The problem:
Reproduce the data below in full and exclude every picture.

::::

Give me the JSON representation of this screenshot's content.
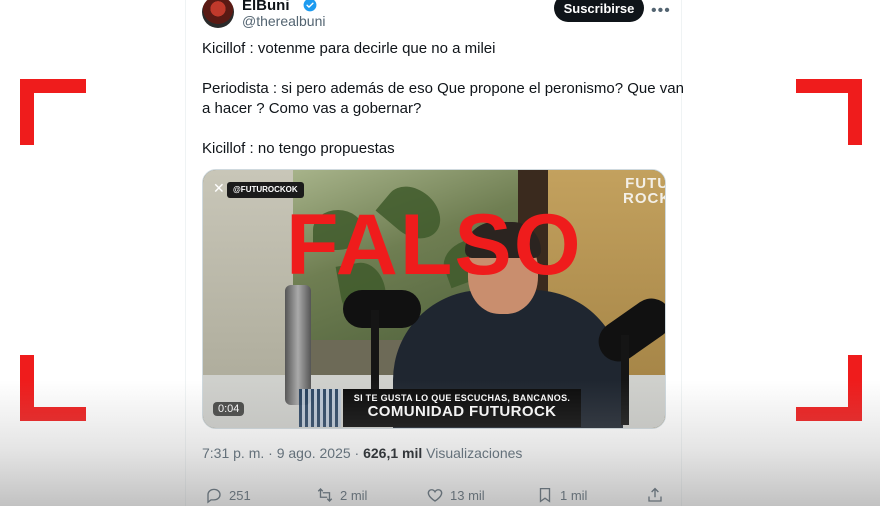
{
  "author": {
    "display_name": "ElBuni",
    "handle": "@therealbuni",
    "verified": true
  },
  "header": {
    "subscribe_label": "Suscribirse",
    "more_icon": "ellipsis-icon"
  },
  "tweet": {
    "lines": [
      "Kicillof : votenme para decirle que no a milei",
      "Periodista : si pero además de eso  Que propone el peronismo? Que van",
      "a hacer ? Como vas a gobernar?",
      "Kicillof : no tengo propuestas"
    ]
  },
  "media": {
    "channel_tag": "@FUTUROCKOK",
    "brand_logo": "FUTU ROCK",
    "banner_top": "SI TE GUSTA LO QUE ESCUCHAS, BANCANOS.",
    "banner_main": "COMUNIDAD FUTUROCK",
    "duration": "0:04",
    "stamp": "FALSO"
  },
  "meta": {
    "timestamp": "7:31 p. m. · 9 ago. 2025 · ",
    "views_count": "626,1 mil",
    "views_label": " Visualizaciones"
  },
  "actions": {
    "replies": "251",
    "reposts": "2 mil",
    "likes": "13 mil",
    "bookmarks": "1 mil"
  },
  "colors": {
    "stamp_red": "#ef1c1c",
    "text_primary": "#0f1419",
    "text_secondary": "#536471",
    "verified_blue": "#1d9bf0"
  }
}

::::

Result for this exercise:
Give me the JSON representation of this screenshot's content.
{
  "author": {
    "display_name": "ElBuni",
    "handle": "@therealbuni",
    "verified": true
  },
  "header": {
    "subscribe_label": "Suscribirse",
    "more_icon": "ellipsis-icon"
  },
  "tweet": {
    "lines": [
      "Kicillof : votenme para decirle que no a milei",
      "Periodista : si pero además de eso  Que propone el peronismo? Que van",
      "a hacer ? Como vas a gobernar?",
      "Kicillof : no tengo propuestas"
    ]
  },
  "media": {
    "channel_tag": "@FUTUROCKOK",
    "brand_logo": "FUTU ROCK",
    "banner_top": "SI TE GUSTA LO QUE ESCUCHAS, BANCANOS.",
    "banner_main": "COMUNIDAD FUTUROCK",
    "duration": "0:04",
    "stamp": "FALSO"
  },
  "meta": {
    "timestamp": "7:31 p. m. · 9 ago. 2025 · ",
    "views_count": "626,1 mil",
    "views_label": " Visualizaciones"
  },
  "actions": {
    "replies": "251",
    "reposts": "2 mil",
    "likes": "13 mil",
    "bookmarks": "1 mil"
  },
  "colors": {
    "stamp_red": "#ef1c1c",
    "text_primary": "#0f1419",
    "text_secondary": "#536471",
    "verified_blue": "#1d9bf0"
  }
}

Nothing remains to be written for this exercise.